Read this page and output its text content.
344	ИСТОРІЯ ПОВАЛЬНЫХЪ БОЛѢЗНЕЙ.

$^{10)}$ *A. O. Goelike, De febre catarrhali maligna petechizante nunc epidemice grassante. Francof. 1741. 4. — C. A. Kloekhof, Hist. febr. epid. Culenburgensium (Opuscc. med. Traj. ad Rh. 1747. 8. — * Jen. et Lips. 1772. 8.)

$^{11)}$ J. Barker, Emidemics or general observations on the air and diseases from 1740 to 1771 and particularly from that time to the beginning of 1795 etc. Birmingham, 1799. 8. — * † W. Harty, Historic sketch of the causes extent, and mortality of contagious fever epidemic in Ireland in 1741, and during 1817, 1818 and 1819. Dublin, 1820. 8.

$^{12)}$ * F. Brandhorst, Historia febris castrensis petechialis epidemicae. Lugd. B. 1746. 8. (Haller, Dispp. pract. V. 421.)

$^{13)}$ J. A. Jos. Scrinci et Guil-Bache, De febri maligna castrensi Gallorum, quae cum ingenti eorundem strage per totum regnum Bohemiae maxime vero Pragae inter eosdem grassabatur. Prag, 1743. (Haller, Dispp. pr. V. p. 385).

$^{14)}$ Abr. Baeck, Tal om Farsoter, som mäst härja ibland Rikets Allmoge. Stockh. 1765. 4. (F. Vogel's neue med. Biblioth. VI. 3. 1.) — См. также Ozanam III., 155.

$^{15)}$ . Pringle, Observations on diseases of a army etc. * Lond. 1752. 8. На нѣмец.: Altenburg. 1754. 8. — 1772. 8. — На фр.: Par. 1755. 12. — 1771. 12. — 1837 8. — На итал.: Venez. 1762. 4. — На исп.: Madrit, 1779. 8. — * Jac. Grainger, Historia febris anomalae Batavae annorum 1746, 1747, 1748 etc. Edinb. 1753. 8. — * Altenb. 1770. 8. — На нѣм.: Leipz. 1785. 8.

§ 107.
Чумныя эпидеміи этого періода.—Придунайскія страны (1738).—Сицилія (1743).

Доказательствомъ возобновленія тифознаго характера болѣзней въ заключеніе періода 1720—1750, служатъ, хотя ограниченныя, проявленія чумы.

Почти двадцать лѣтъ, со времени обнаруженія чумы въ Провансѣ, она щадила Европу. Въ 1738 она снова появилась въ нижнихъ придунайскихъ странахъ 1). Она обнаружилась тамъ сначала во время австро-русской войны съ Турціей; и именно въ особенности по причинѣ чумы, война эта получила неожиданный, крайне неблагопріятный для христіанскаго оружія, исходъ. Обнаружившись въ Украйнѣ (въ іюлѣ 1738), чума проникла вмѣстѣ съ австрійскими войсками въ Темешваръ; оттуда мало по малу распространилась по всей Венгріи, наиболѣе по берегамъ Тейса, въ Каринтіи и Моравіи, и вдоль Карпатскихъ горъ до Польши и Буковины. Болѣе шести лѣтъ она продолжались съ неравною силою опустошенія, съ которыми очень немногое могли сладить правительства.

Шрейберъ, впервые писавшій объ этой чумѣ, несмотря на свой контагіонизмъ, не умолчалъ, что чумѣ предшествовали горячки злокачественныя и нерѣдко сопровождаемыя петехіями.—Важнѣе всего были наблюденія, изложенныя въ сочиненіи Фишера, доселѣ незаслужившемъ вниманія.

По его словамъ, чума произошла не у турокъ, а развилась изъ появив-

§ TASK TO COMPLETE: Supply the count of lines in the entries that contain the word "Historia", and nothing besides.

§ THE OUTPUT: 2